Reproduce la parte del texto sobre José Luis González que empieza con las palabras que contienen "En una entrevista" y termina con "un nuevo piso)–.", y cambia en ella "entrevista" por "conversación".

* _Fragmento del texto_
^^^^^^^^

Uno podría sin mayor cautela decir que José Luis González, el escritor nacido en República Dominicana y nacionalizado mexicano, podría ser llamado –el hombre de los cuatro pisos–. Sí, decirlo sí, pero entenderlo, un poco complicado.
Cuatro pisos es parte del nombre de un ensayo que escribió en 1980 y que alcanzó tal notoriedad que las autoridades del Estado Libre Asociado de Puerto Rico (ELA) pensaron que el texto debía ser lectura obligatoria para los estudiantes de los últimos grados de la enseñanza en ese territorio.
El afán quedó sólo en eso, porque mientras su autor estuvo con vida, lo halló ridículo y fuera de lugar; absurdo –proclamaba– que su ensayo tuviesen que leerlo muchachos que tendrían que quemarse las pestañas para contextualizar su contenido y entender qué fue lo que él quiso plantear en dicho texto.
En una entrevista concedida a Antonio Gil de La Madrid, poco antes de morir, en 1997, explicó someramente lo que pretendió con ese ensayo y con ese título: –La palabra ‘piso’ está usada en el título del ensayo, en un sentido metafórico. Un piso representa una etapa histórica (de Puerto Rico); hay que entenderlo así. Por eso yo no veía nada nuevo, con suficiente envergadura, que nos hiciera pensar en una nueva etapa histórica (o un nuevo piso)–.
Esto a propósito de que todos querían agregarle un quinto piso a su propuesta. Decían que podría ser el momento –los años cuarenta– en que miles de puertorriqueños del campo emigraron en masa a los Estados Unidos. José Luis González le quita piso a esa propuesta porque solo fue un égira (también hegira) de una porción social, la cual se complementó años más tarde cuando la clase media y los ricos se trasladaron con camas y petacas a la tierra del Tío Sam, aprovechando las ventajas de que Puerto Rico era un Estadio Libre Asociado y con el pasaporte podían ingresar sin problemas a la Unión.
González negó también que ese fenómeno pudiera ser el quinto piso de su edificio. Dijo que el nuevo piso tendría que agregarse, verdaderamente, cuando Puerto Rico alcanzara real soberanía respecto de la metrópolis norteamericana, porque, según él, en ese momento la asociación carecía y carece hasta hoy de un mecanismo para que Puerto Rico sea realmente una nación independiente, con verdadera soberanía.

^^^^^^^^

[Registros de datos]
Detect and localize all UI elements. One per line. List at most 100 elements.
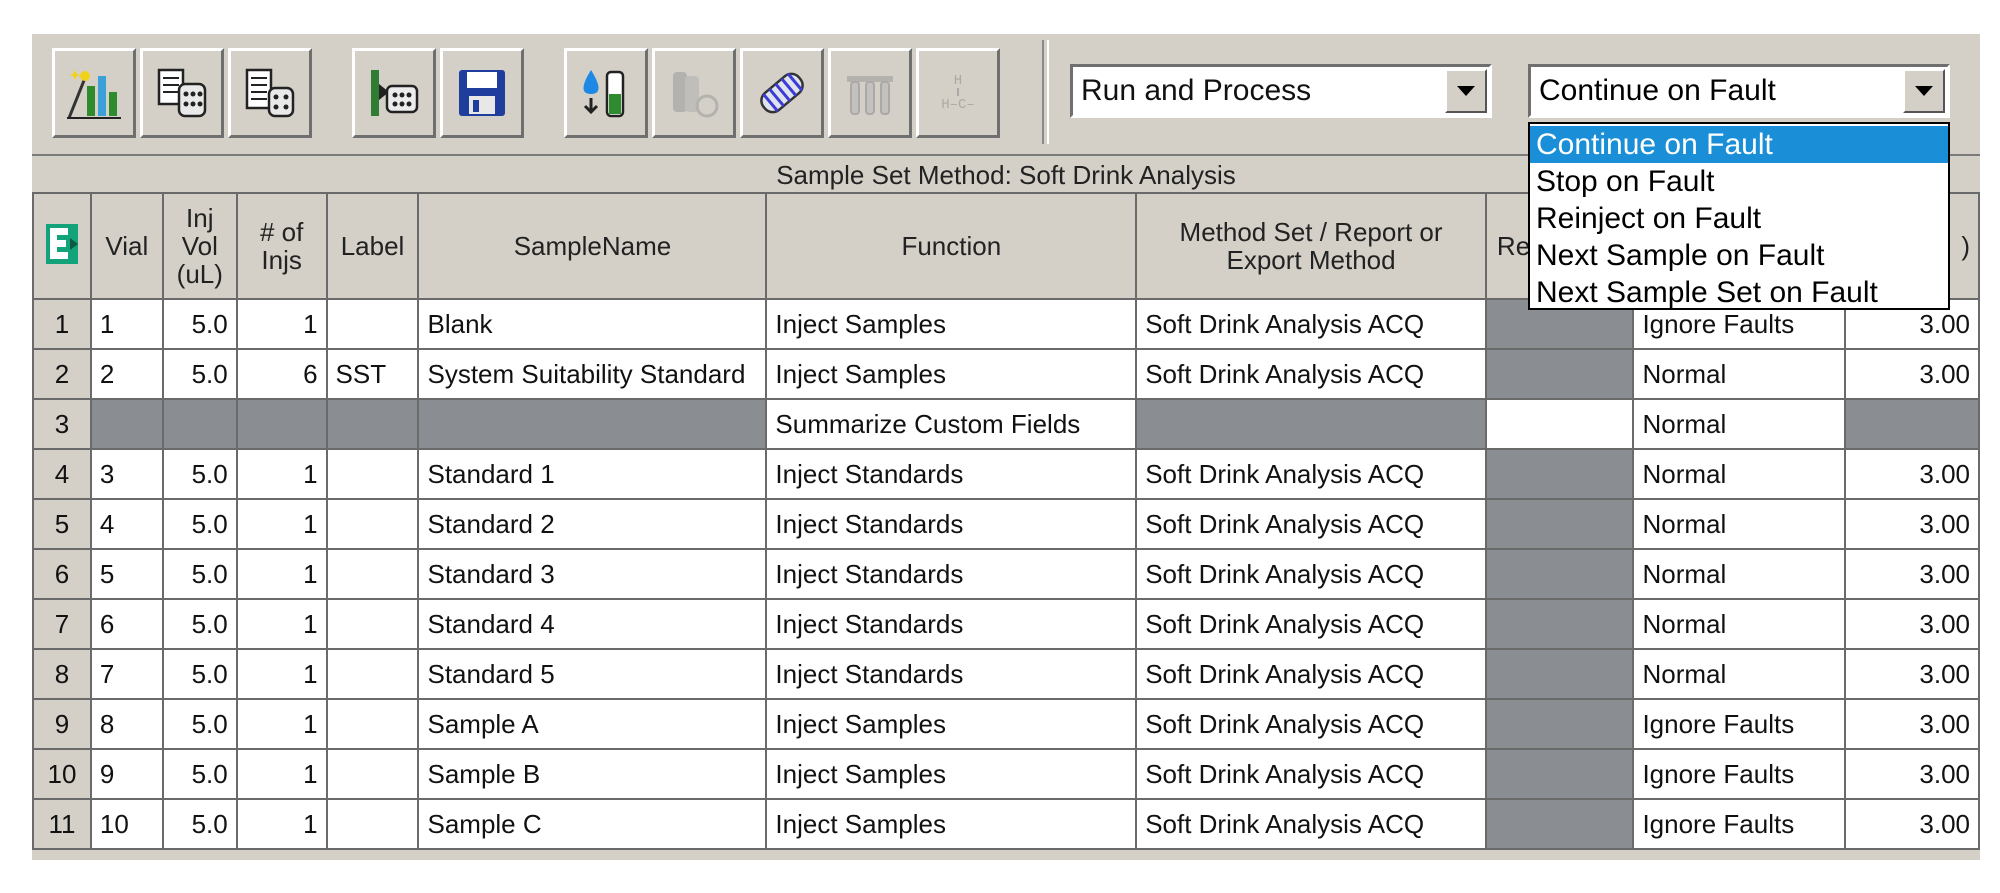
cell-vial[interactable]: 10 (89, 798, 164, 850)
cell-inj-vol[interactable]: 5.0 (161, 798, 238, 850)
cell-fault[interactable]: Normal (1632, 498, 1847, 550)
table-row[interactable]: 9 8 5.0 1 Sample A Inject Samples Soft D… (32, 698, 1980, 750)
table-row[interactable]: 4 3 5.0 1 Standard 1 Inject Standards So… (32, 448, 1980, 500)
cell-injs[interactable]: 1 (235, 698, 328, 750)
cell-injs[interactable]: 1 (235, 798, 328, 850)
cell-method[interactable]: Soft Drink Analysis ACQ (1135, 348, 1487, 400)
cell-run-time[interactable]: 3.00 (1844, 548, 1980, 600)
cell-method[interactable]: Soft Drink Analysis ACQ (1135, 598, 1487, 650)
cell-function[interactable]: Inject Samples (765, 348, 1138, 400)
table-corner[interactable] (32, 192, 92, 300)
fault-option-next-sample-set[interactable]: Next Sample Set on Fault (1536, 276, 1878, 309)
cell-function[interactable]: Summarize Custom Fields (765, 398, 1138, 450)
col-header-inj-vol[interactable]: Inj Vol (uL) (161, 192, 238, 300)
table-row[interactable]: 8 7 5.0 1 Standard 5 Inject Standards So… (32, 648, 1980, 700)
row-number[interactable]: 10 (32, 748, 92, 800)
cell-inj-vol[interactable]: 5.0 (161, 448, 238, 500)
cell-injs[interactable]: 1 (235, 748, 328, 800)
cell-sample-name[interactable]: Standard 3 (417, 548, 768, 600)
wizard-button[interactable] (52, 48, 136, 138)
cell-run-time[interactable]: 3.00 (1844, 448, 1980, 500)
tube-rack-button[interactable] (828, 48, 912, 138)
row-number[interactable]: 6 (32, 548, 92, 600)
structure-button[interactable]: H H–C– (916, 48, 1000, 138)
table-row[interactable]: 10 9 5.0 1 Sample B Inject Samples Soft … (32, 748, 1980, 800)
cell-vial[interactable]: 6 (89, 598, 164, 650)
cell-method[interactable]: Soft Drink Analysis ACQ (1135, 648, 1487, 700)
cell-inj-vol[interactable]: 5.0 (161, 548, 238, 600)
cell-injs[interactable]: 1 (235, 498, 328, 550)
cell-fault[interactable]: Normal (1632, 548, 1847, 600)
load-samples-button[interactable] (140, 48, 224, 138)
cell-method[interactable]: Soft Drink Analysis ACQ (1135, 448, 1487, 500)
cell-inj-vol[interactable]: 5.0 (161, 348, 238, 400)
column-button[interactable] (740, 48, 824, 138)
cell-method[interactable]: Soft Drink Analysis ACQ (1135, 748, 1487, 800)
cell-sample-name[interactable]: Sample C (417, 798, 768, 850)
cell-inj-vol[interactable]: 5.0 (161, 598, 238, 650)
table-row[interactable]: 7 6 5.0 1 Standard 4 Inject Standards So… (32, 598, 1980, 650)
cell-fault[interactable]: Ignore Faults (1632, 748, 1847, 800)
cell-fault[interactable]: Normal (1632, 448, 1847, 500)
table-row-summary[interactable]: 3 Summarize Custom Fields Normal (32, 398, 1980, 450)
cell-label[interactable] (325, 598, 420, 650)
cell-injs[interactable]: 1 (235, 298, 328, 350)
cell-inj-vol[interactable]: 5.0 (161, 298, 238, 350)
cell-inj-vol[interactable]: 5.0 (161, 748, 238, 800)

^^^^^^^^

* _Resultado del ejercicio_
En una conversación concedida a Antonio Gil de La Madrid, poco antes de morir, en 1997, explicó someramente lo que pretendió con ese ensayo y con ese título: –La palabra ‘piso’ está usada en el título del ensayo, en un sentido metafórico. Un piso representa una etapa histórica (de Puerto Rico); hay que entenderlo así. Por eso yo no veía nada nuevo, con suficiente envergadura, que nos hiciera pensar en una nueva etapa histórica (o un nuevo piso)–.